* Begin Task input *

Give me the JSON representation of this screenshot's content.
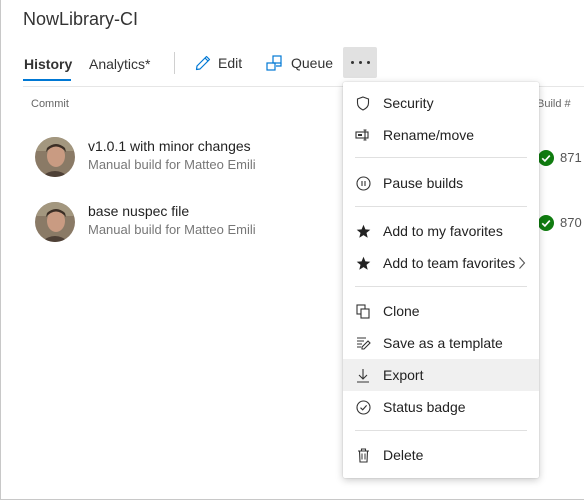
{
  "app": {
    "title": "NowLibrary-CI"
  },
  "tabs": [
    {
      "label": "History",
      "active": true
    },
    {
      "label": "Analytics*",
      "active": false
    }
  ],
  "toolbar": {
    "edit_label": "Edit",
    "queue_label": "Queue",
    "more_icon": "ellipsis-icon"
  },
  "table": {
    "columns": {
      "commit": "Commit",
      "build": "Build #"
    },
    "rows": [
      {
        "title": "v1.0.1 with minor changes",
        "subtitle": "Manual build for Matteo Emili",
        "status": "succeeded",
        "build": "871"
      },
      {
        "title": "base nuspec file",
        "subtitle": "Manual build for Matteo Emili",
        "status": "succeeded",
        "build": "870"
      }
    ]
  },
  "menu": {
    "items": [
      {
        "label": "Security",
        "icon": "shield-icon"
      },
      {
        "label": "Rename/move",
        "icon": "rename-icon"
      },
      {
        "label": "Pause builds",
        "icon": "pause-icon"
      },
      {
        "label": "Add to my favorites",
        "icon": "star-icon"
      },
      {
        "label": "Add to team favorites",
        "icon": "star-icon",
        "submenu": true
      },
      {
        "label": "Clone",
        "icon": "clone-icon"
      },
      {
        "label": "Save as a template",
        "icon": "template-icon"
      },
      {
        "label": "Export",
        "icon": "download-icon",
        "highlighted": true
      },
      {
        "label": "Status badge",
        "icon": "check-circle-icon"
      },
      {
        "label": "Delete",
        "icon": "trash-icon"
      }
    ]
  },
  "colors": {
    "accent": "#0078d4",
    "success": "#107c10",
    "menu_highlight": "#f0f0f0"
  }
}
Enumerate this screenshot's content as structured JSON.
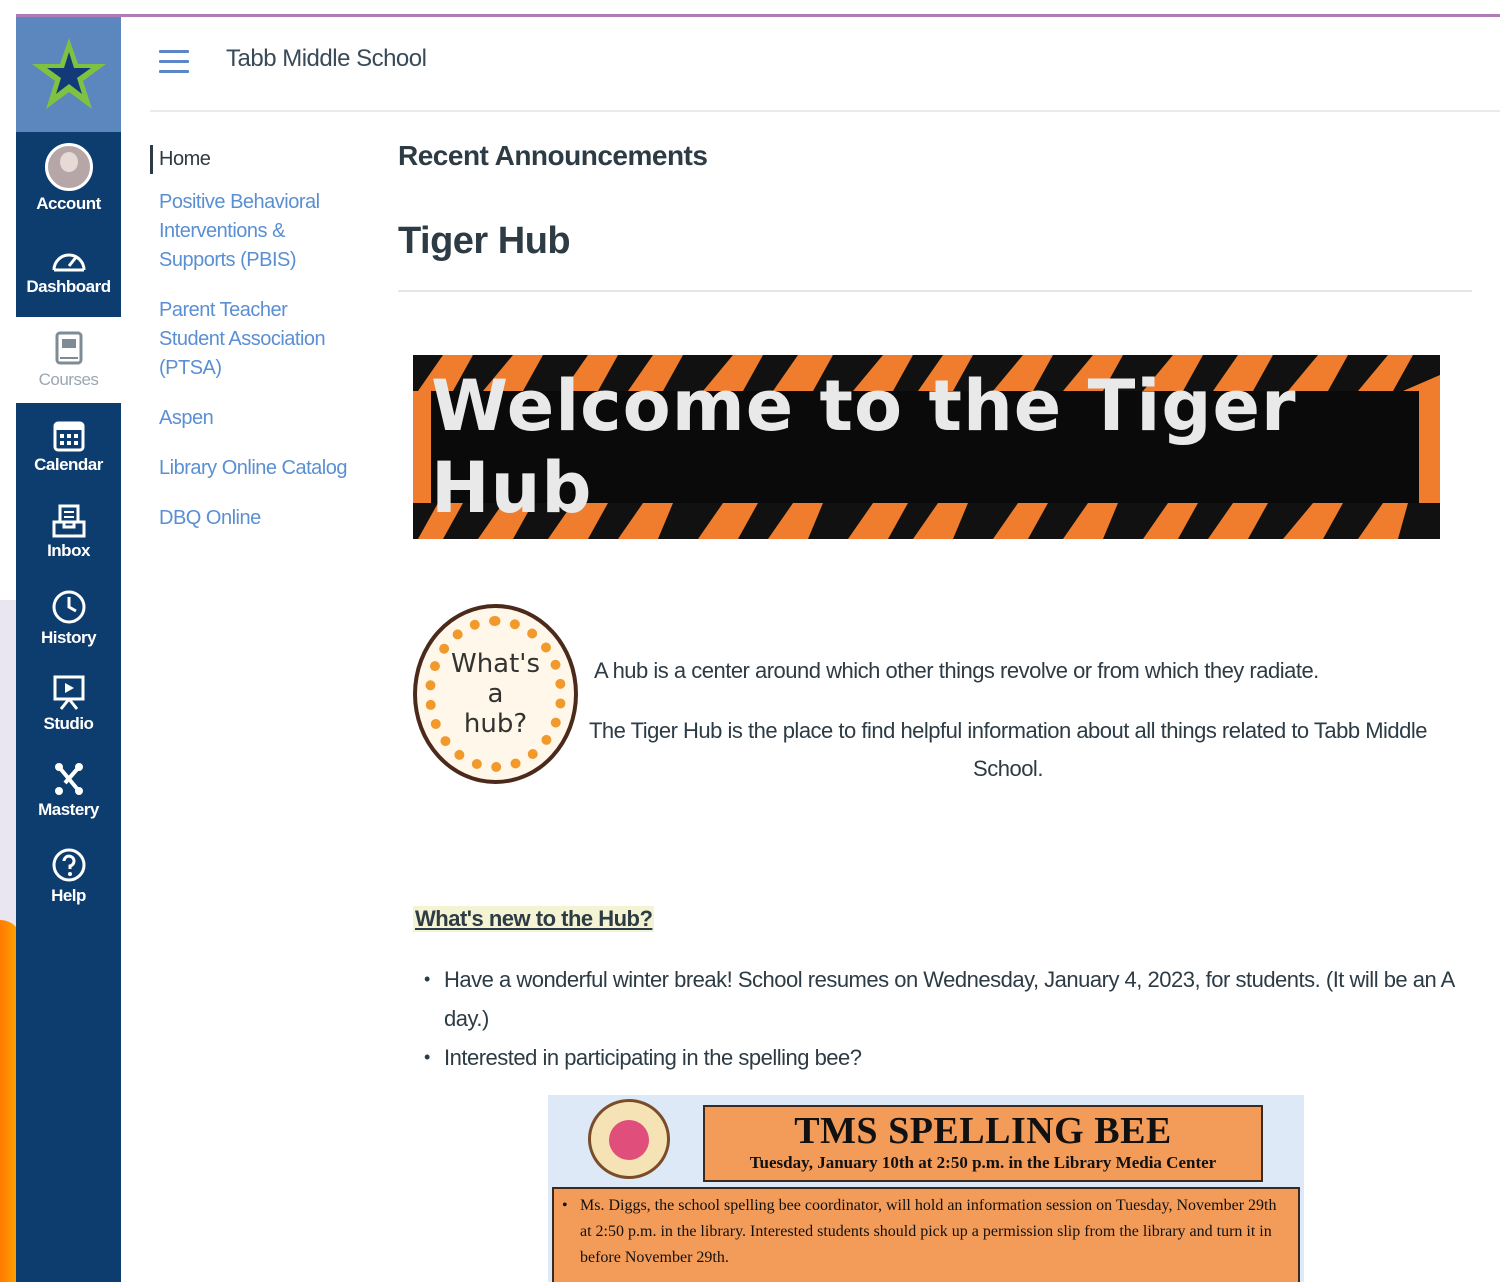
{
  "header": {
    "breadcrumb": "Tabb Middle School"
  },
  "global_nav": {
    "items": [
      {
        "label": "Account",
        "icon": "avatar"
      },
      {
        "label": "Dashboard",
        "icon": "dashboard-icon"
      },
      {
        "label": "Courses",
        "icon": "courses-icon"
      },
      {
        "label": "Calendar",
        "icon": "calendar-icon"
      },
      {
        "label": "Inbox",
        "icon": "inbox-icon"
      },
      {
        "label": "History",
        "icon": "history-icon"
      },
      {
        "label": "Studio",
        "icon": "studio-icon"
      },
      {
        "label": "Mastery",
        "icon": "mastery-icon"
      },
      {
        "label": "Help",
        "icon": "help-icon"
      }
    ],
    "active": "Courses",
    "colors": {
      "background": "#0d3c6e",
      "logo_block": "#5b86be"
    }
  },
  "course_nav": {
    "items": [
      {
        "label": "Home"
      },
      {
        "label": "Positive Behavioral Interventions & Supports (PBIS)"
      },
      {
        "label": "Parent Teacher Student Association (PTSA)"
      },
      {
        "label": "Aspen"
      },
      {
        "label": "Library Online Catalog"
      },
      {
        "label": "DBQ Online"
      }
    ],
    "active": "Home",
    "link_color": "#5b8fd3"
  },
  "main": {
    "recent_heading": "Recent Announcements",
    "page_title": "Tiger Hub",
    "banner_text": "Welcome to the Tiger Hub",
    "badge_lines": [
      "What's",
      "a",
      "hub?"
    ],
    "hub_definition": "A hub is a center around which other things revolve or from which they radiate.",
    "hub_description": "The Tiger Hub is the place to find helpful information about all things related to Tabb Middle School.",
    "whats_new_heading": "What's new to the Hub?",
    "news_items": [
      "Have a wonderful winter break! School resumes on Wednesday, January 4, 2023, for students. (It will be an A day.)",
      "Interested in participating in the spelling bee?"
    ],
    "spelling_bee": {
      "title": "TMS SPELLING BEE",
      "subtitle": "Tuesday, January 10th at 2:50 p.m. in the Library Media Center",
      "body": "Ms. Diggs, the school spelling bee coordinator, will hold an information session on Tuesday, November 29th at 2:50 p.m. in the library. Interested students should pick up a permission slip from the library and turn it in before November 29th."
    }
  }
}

* End Task input *
* Begin Task input *

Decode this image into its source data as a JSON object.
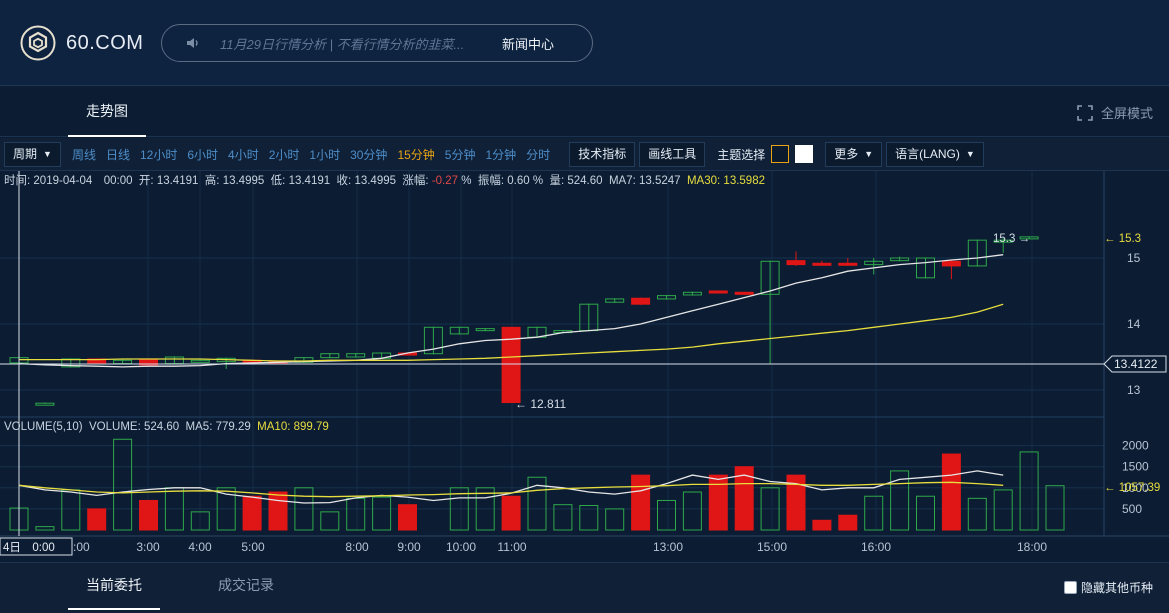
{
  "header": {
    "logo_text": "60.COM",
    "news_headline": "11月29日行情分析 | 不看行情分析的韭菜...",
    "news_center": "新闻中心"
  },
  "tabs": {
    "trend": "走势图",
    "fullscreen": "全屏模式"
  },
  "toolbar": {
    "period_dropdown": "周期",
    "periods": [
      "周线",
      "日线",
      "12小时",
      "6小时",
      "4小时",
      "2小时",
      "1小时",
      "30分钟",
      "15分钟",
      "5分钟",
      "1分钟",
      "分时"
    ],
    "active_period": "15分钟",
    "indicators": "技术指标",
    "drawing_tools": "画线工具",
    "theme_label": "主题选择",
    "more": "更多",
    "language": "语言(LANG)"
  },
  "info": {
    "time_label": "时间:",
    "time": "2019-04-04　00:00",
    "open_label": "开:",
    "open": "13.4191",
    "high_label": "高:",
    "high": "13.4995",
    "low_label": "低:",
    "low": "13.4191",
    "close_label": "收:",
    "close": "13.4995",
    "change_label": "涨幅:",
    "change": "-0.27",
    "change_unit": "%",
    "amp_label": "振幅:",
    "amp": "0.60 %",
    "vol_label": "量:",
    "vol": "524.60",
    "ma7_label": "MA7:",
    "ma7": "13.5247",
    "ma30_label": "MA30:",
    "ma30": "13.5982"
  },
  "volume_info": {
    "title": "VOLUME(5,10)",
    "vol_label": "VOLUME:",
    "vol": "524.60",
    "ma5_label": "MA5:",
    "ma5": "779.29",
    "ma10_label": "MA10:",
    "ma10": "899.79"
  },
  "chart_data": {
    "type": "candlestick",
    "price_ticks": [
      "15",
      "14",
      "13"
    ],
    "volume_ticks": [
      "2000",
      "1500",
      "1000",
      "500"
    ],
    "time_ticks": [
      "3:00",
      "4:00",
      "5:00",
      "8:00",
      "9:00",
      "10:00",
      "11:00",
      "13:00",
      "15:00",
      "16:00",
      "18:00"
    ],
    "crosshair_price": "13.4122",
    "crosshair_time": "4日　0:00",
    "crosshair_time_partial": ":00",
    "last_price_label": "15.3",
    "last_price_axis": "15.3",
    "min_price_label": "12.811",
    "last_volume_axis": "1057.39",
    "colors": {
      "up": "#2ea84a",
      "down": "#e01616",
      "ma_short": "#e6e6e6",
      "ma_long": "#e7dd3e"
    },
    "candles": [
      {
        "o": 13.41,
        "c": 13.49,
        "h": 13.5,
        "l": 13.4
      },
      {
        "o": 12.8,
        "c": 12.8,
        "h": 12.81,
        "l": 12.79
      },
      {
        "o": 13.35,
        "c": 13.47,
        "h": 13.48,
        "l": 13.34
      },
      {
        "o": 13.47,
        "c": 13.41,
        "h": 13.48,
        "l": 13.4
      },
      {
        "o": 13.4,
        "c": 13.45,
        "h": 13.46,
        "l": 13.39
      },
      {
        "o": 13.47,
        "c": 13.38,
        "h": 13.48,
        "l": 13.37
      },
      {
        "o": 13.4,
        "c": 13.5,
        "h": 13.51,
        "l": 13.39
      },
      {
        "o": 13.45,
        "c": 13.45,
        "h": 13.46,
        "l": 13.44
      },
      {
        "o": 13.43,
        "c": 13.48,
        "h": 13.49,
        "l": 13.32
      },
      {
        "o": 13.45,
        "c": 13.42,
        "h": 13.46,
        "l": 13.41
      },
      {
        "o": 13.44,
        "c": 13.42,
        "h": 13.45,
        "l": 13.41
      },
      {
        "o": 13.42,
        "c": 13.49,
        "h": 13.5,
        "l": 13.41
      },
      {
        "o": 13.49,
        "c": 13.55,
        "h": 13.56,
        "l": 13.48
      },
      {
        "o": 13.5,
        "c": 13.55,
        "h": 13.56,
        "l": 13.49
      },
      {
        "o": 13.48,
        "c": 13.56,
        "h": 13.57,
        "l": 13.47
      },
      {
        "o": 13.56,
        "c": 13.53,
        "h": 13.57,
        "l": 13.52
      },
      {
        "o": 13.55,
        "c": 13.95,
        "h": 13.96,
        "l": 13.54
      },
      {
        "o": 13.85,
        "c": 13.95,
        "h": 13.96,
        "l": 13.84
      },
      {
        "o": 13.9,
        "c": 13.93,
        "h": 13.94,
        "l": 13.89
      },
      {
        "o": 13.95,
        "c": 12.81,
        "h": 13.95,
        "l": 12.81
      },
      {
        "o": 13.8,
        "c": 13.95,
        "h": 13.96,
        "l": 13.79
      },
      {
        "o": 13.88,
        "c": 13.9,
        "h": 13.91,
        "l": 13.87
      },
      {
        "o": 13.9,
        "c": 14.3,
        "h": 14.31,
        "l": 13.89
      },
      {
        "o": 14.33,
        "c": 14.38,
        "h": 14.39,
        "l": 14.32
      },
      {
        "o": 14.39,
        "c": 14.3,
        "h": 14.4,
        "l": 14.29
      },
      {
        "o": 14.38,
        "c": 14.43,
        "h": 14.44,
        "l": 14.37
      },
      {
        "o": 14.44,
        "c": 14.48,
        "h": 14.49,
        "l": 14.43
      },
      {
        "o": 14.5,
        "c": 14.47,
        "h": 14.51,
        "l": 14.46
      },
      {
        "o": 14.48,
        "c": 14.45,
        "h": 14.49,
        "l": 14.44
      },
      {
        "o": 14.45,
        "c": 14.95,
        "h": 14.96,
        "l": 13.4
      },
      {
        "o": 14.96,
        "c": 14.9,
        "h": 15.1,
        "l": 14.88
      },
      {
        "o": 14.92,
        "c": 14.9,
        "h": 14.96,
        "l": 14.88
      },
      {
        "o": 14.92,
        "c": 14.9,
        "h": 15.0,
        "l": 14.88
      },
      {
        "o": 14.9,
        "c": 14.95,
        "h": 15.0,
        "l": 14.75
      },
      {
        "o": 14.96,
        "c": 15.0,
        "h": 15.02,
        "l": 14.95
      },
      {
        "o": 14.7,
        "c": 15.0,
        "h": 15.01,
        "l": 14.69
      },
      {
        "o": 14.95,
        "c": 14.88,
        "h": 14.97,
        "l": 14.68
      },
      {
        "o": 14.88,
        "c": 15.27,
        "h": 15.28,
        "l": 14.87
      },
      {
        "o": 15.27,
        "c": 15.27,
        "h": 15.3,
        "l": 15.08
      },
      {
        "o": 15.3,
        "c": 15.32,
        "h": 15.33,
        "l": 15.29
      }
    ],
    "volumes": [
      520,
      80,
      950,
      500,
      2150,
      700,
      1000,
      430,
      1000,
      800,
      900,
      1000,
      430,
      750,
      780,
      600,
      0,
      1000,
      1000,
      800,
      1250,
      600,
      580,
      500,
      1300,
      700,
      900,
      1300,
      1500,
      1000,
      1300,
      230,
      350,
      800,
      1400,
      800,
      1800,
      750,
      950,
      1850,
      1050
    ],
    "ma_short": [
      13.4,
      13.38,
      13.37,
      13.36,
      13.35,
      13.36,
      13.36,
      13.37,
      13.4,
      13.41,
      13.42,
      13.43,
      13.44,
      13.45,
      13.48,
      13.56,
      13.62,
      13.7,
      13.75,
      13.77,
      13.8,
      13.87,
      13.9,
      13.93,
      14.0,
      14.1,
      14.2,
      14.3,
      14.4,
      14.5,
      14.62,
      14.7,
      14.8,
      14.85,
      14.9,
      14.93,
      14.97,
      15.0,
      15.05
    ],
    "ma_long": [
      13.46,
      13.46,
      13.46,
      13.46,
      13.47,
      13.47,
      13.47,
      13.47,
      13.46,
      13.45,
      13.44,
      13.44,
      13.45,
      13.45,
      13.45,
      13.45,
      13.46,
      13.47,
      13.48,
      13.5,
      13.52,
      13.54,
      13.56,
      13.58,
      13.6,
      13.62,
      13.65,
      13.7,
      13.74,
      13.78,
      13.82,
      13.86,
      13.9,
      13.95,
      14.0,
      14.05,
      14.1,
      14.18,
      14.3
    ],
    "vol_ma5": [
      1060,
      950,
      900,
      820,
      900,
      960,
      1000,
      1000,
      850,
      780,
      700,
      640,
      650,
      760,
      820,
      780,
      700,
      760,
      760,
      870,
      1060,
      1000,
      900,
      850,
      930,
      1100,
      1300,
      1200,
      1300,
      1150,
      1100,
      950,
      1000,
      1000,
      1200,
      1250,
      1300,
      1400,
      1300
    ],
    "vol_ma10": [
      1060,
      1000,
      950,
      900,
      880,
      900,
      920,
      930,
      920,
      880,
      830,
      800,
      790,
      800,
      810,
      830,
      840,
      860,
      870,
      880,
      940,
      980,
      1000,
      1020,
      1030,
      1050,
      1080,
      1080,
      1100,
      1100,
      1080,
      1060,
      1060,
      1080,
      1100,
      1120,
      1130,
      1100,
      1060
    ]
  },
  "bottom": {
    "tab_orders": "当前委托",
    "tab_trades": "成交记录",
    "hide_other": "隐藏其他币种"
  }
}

* End Task input *

■ Task directions ■
Copy every line from the records above that contains the word "Tiger".

■ Reply ■
    "page_title": "Tiger Hub",
    "banner_text": "Welcome to the Tiger Hub",
    "hub_description": "The Tiger Hub is the place to find helpful information about all things related to Tabb Middle School.",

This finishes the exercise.